*What is being asked:* Return every line of the data below that includes the string "series".
[start Information supplied]
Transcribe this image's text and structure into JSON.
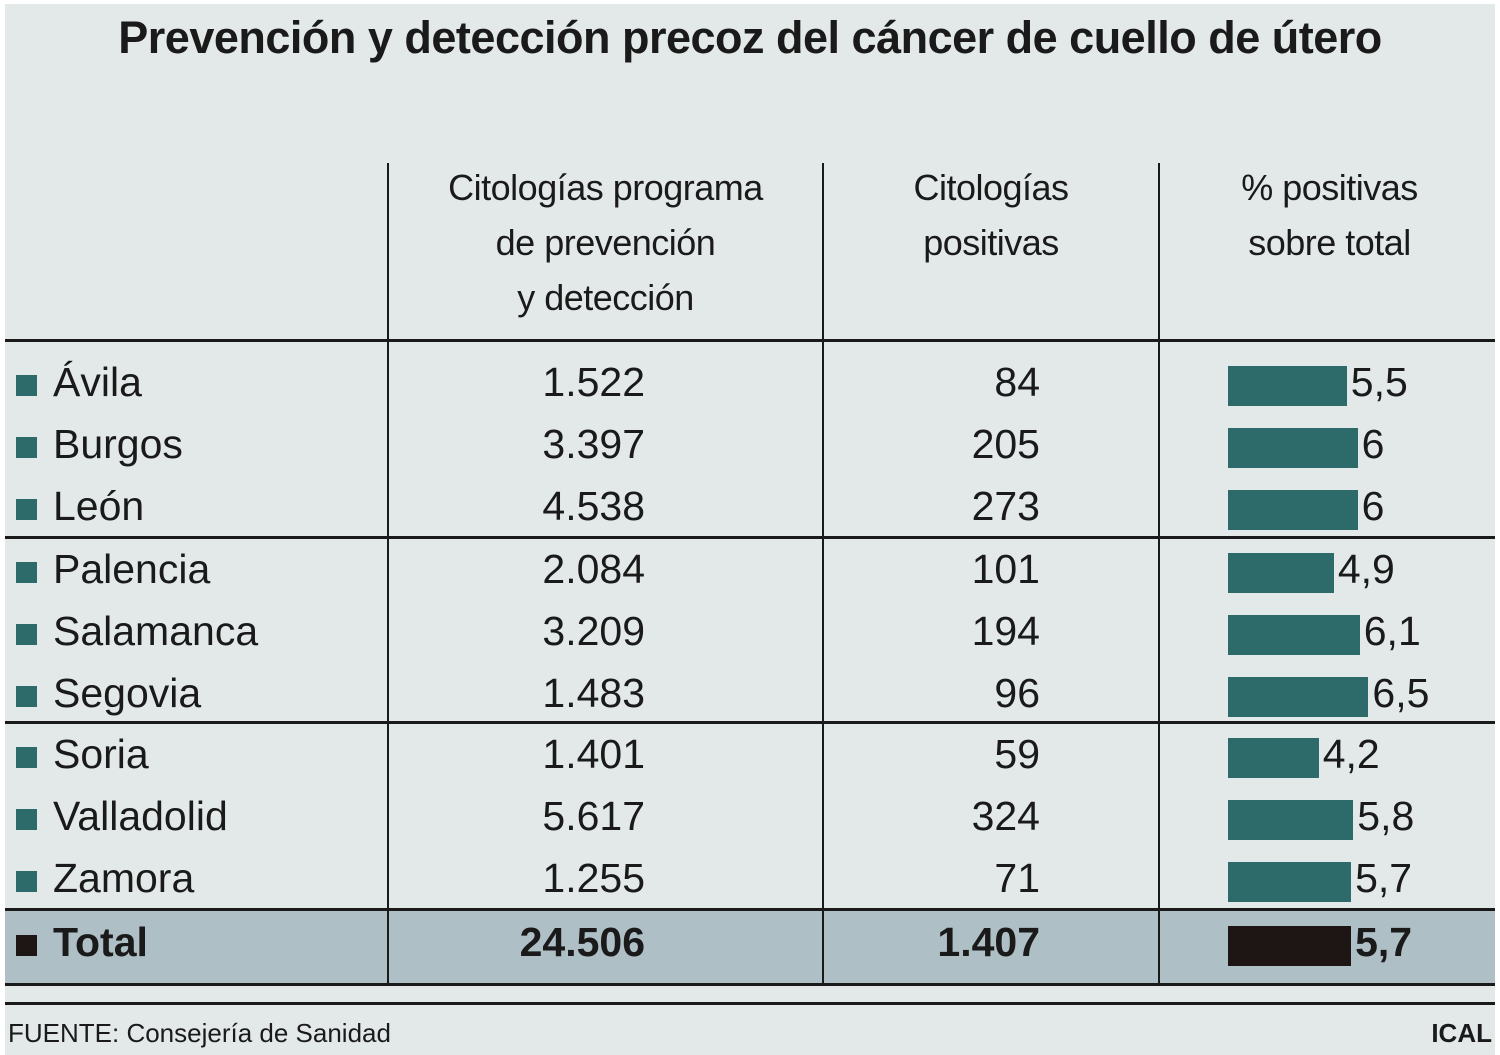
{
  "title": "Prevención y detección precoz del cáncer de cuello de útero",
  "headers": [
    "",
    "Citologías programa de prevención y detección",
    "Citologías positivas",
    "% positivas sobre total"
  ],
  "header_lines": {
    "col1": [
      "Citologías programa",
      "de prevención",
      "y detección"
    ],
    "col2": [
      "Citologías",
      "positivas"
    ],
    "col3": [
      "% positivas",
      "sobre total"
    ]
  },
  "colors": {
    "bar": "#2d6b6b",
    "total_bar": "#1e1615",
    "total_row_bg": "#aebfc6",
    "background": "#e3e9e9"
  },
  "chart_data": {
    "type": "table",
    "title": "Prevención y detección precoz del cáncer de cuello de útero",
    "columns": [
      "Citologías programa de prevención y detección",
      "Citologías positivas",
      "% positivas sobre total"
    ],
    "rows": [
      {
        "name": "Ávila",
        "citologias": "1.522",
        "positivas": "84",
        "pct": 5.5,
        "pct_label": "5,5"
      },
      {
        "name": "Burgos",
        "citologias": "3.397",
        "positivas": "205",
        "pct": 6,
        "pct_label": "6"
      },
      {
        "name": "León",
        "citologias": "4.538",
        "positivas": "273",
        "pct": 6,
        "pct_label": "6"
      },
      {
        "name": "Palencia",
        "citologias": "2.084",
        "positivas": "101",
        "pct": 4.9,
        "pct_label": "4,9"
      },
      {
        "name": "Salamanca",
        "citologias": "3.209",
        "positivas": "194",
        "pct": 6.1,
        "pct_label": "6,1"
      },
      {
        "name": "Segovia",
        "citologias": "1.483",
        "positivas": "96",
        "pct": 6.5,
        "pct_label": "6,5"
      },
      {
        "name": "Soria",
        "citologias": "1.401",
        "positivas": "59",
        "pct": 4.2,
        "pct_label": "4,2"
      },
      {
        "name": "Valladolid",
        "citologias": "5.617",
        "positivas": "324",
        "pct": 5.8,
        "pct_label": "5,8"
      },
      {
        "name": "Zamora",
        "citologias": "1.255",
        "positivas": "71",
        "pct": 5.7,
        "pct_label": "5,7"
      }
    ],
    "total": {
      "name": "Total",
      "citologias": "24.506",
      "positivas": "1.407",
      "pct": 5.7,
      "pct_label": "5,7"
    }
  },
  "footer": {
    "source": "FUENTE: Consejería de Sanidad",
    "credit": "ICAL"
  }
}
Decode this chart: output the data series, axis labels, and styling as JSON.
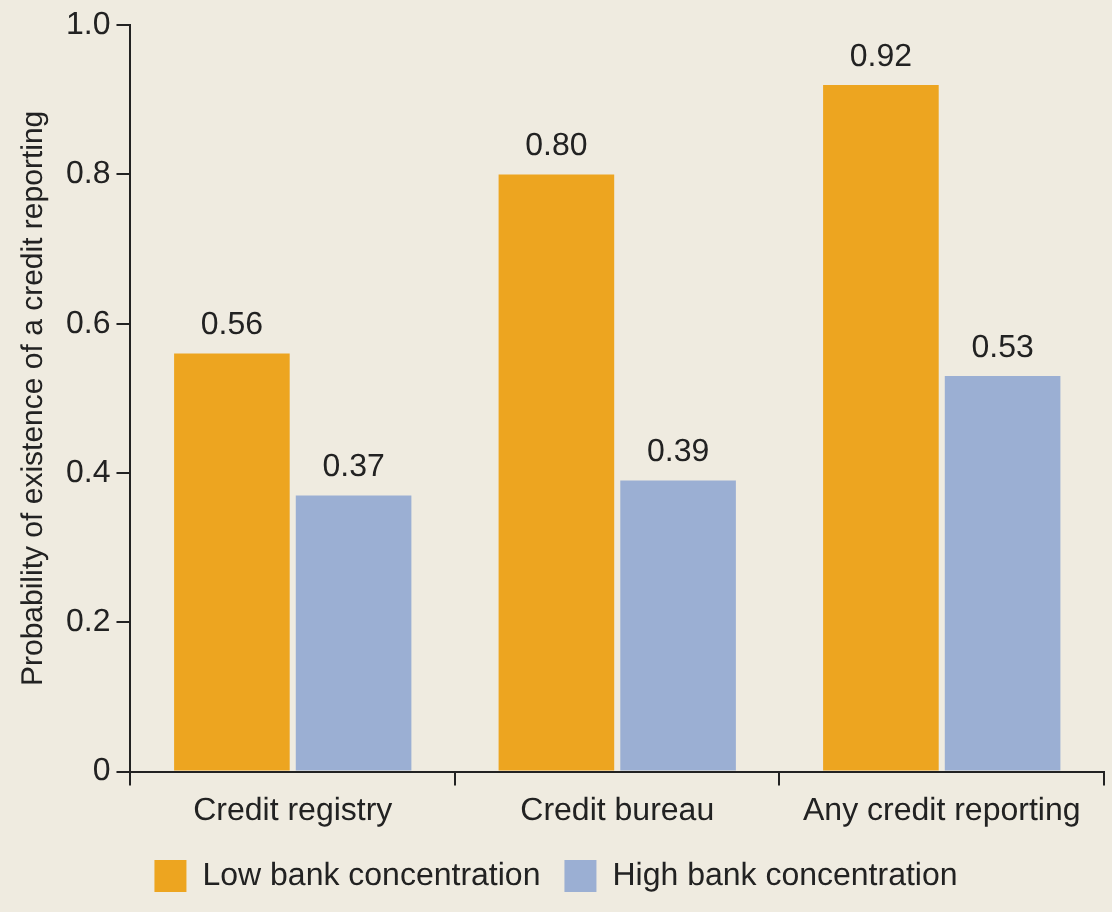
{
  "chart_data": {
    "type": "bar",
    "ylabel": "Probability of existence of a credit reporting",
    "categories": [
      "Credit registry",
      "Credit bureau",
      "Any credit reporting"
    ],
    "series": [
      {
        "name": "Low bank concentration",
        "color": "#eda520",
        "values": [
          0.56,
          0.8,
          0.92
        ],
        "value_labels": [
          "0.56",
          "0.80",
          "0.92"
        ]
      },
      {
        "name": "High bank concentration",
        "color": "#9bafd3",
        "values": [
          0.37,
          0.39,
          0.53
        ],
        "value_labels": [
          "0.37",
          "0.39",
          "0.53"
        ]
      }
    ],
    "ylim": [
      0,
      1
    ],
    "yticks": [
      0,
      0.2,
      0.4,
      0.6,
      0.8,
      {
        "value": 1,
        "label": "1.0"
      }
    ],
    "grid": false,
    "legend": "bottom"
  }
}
[end Information supplied]
[start Information supplied]
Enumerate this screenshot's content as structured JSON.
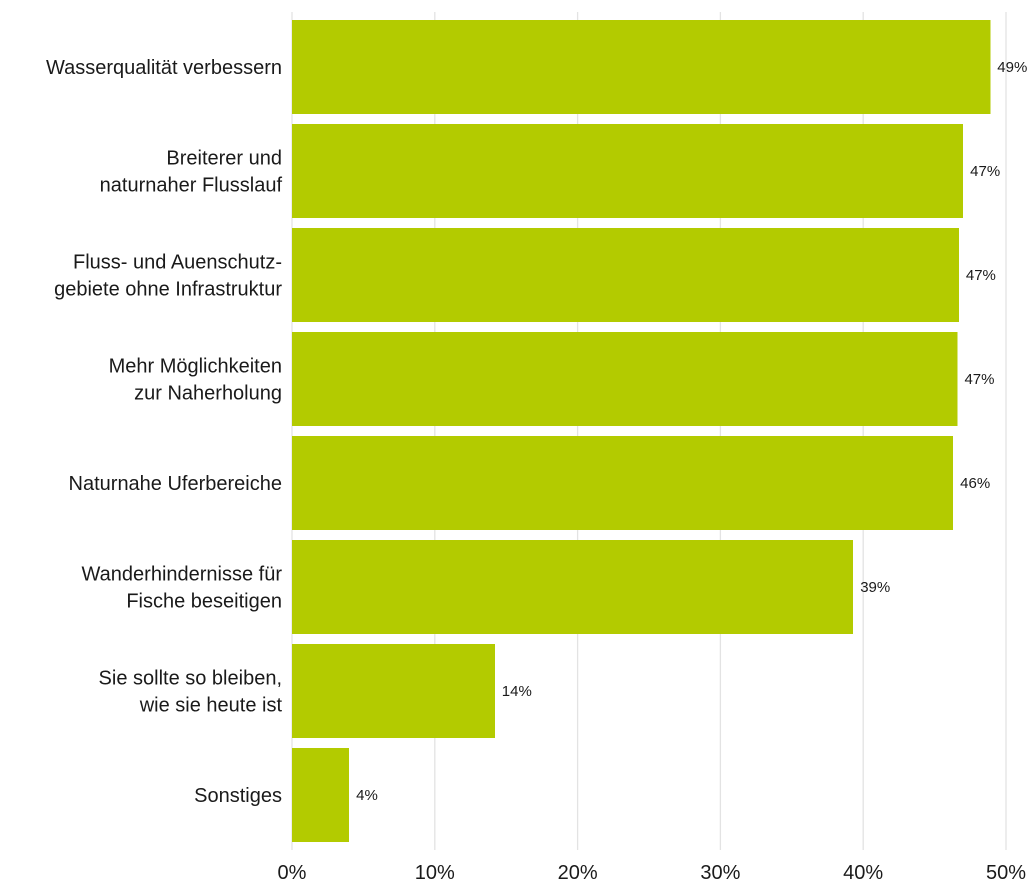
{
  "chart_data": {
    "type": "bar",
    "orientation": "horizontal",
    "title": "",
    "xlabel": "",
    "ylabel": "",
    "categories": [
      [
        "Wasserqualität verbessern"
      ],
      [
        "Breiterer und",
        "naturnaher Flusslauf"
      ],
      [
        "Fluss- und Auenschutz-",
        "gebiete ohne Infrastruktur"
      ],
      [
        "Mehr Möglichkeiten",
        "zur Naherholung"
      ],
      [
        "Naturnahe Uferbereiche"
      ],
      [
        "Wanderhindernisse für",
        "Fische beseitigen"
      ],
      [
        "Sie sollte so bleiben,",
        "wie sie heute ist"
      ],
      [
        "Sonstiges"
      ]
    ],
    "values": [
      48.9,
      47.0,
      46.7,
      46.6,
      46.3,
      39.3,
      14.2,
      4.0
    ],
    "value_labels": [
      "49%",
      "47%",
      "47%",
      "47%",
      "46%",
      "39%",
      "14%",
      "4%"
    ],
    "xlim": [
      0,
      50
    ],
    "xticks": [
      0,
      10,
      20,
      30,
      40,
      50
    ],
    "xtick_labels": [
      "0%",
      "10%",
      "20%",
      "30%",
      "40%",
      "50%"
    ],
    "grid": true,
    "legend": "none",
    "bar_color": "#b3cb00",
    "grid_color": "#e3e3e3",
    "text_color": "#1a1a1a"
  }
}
[end Information supplied]
*Correct response:*
Decode this chart: output the data series, axis labels, and styling as JSON.
    "series": [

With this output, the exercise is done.